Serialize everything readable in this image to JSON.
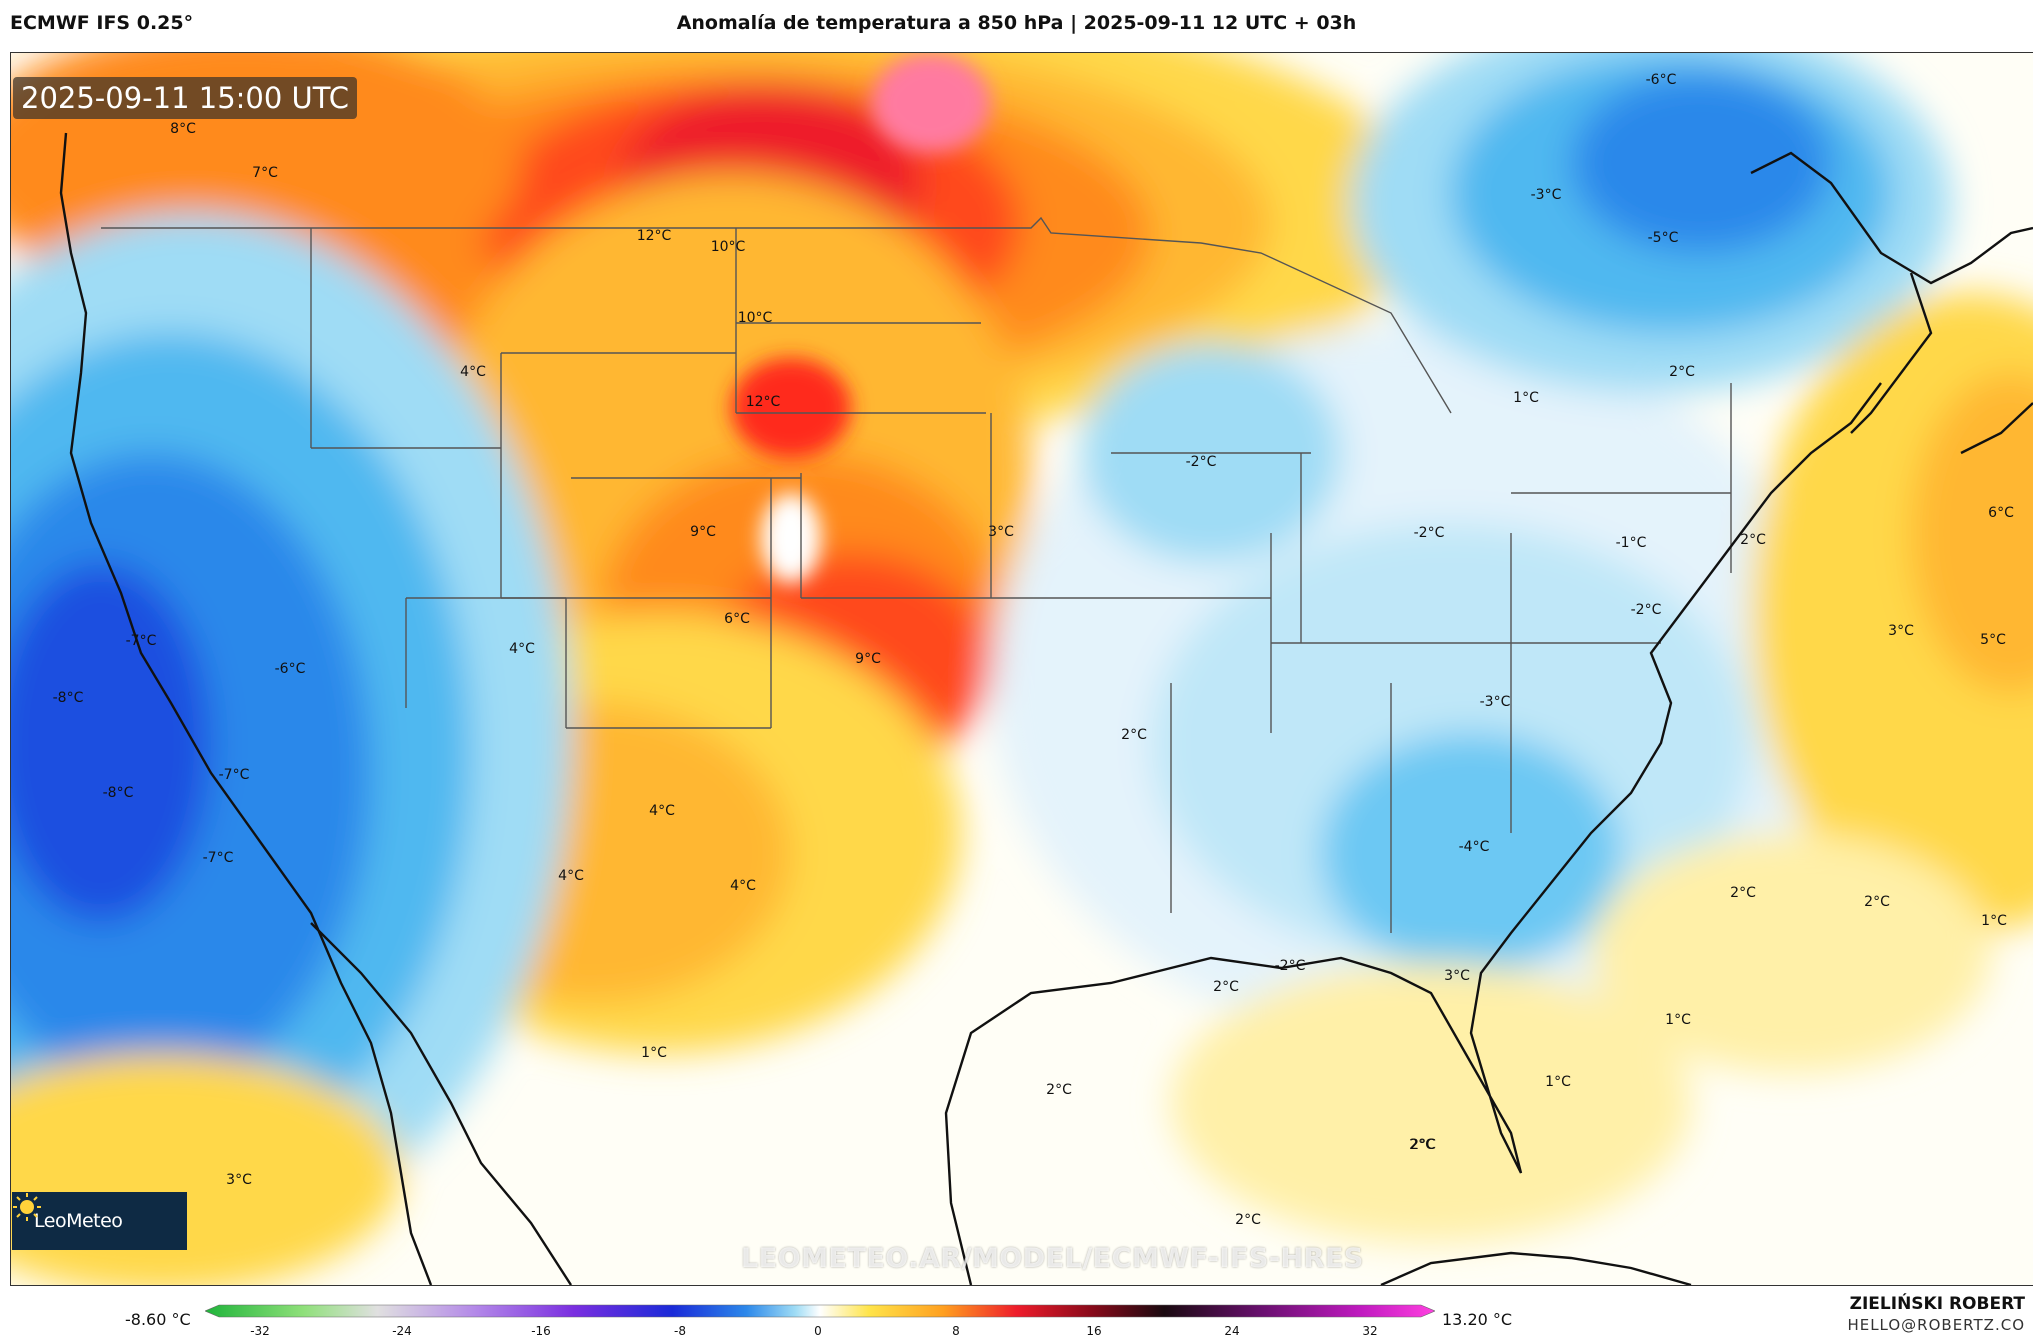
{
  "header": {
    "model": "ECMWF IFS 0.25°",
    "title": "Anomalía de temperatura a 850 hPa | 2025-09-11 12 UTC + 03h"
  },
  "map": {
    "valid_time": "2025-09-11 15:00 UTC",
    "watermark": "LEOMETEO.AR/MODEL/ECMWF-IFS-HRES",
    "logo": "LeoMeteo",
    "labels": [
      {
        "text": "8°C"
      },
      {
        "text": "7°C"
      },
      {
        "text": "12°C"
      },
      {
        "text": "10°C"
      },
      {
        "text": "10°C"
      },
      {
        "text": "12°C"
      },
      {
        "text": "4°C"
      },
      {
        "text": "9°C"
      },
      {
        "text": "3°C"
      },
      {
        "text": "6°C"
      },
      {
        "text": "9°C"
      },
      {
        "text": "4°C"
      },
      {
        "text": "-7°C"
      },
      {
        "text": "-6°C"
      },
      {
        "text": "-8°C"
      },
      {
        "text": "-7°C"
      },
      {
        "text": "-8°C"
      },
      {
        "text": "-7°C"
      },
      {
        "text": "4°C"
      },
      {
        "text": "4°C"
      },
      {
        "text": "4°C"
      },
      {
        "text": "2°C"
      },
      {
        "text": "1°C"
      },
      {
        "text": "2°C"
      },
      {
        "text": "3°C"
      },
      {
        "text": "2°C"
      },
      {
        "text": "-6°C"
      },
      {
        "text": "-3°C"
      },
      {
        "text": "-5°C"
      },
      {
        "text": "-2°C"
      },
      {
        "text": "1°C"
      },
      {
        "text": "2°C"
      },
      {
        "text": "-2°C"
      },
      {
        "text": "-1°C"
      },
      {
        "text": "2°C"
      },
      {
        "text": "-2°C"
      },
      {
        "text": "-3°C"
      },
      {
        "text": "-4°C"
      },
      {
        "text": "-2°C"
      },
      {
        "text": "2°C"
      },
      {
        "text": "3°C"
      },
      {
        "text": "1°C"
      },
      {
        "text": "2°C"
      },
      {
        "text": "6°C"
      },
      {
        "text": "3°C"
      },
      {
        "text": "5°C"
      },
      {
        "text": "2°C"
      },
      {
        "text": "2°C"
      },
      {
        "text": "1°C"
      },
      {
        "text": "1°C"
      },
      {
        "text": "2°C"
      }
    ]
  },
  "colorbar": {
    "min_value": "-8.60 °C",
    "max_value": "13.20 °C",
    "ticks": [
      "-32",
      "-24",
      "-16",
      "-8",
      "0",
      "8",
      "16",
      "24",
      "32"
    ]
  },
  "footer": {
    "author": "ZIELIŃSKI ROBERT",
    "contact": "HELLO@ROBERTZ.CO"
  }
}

...

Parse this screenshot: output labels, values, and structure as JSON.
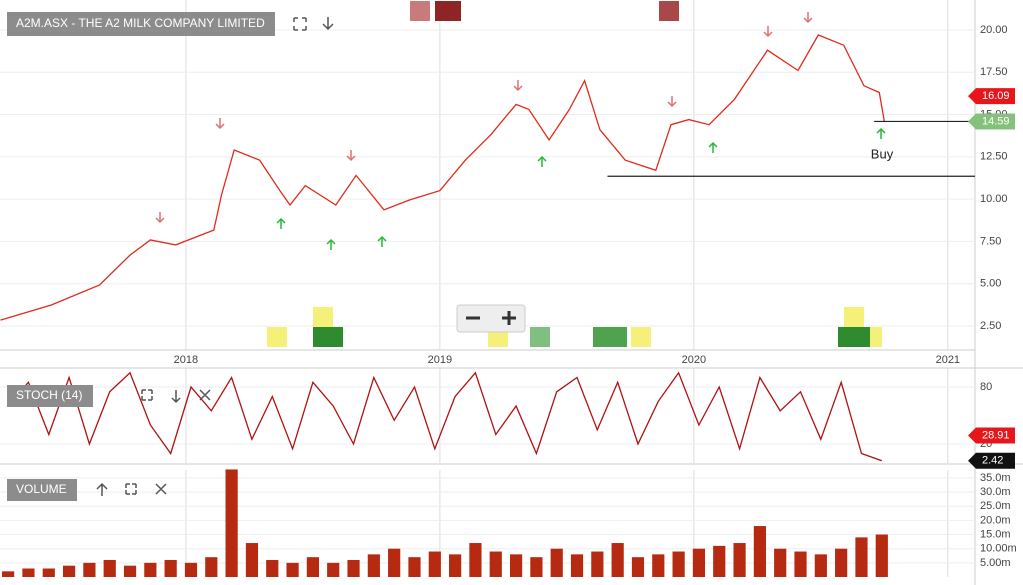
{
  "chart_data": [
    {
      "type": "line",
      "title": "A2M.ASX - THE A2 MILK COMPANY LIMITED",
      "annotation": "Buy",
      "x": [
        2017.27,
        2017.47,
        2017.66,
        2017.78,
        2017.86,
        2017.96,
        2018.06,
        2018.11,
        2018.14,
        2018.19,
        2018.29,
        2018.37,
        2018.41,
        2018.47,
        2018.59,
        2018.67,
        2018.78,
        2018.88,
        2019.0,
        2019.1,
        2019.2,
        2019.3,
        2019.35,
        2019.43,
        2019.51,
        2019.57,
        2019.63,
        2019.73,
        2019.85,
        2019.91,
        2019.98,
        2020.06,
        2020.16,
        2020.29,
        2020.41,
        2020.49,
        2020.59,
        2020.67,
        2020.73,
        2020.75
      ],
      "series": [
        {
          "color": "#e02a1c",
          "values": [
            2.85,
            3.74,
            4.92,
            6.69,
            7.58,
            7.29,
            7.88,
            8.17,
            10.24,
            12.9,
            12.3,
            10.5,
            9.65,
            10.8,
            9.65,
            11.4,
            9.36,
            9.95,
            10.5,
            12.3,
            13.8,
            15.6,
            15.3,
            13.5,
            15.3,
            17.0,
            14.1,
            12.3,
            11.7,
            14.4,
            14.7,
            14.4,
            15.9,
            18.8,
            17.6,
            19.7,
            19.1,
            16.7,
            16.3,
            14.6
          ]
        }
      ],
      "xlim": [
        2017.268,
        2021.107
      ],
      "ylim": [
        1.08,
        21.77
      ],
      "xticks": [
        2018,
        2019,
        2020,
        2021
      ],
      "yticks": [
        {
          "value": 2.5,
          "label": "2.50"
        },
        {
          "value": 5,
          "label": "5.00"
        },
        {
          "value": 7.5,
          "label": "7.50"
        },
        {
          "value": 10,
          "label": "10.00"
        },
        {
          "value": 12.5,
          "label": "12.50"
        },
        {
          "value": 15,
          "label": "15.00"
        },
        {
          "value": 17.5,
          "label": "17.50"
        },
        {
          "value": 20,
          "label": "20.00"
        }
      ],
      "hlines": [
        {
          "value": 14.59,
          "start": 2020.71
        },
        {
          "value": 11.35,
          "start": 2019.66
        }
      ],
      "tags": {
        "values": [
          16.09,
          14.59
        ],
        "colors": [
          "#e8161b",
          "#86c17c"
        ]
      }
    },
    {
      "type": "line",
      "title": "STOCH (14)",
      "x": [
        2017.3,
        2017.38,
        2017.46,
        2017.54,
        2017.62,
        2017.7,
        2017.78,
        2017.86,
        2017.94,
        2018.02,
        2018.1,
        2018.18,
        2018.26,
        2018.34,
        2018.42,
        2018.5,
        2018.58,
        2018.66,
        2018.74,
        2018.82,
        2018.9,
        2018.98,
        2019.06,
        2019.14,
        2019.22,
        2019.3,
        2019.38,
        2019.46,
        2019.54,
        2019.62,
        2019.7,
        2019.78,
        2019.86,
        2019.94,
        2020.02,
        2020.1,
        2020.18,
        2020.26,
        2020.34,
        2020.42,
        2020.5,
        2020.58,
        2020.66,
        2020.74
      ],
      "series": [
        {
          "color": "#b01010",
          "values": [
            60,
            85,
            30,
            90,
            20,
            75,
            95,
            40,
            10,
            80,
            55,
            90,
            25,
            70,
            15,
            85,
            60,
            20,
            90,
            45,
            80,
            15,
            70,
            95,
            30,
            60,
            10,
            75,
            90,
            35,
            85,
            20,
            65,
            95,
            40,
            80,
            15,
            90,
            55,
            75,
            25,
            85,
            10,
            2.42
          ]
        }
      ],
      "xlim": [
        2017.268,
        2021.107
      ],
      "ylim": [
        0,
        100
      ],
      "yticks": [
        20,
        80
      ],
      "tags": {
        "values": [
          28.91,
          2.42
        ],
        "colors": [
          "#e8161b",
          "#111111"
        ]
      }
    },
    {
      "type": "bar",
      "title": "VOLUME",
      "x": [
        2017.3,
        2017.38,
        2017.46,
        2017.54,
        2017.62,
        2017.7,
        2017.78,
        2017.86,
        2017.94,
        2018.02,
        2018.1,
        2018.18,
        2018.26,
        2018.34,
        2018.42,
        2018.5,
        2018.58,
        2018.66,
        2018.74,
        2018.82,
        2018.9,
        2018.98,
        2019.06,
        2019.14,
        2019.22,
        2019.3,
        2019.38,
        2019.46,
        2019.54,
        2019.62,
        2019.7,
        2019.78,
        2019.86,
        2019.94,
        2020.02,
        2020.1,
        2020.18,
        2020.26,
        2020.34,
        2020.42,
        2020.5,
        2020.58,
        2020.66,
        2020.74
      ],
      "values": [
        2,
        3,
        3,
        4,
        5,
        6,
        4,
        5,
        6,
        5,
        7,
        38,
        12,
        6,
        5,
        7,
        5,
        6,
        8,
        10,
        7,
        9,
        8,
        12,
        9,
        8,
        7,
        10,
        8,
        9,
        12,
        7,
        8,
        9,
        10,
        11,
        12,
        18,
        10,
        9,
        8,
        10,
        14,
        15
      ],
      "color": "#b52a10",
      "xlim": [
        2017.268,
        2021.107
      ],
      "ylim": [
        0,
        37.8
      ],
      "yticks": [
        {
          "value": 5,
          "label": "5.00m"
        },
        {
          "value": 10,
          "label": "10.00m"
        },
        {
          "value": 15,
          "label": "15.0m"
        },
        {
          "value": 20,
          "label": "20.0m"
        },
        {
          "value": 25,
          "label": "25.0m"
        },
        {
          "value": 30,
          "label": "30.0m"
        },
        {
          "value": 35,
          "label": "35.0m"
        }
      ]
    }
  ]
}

** WHAT YOU SHOULD DO **
Pick out every line above that contains the word "this" and copy it.

** RESULT OF THE EXERCISE **
Serialize everything readable in this image to JSON.
Parse this screenshot: output labels, values, and structure as JSON.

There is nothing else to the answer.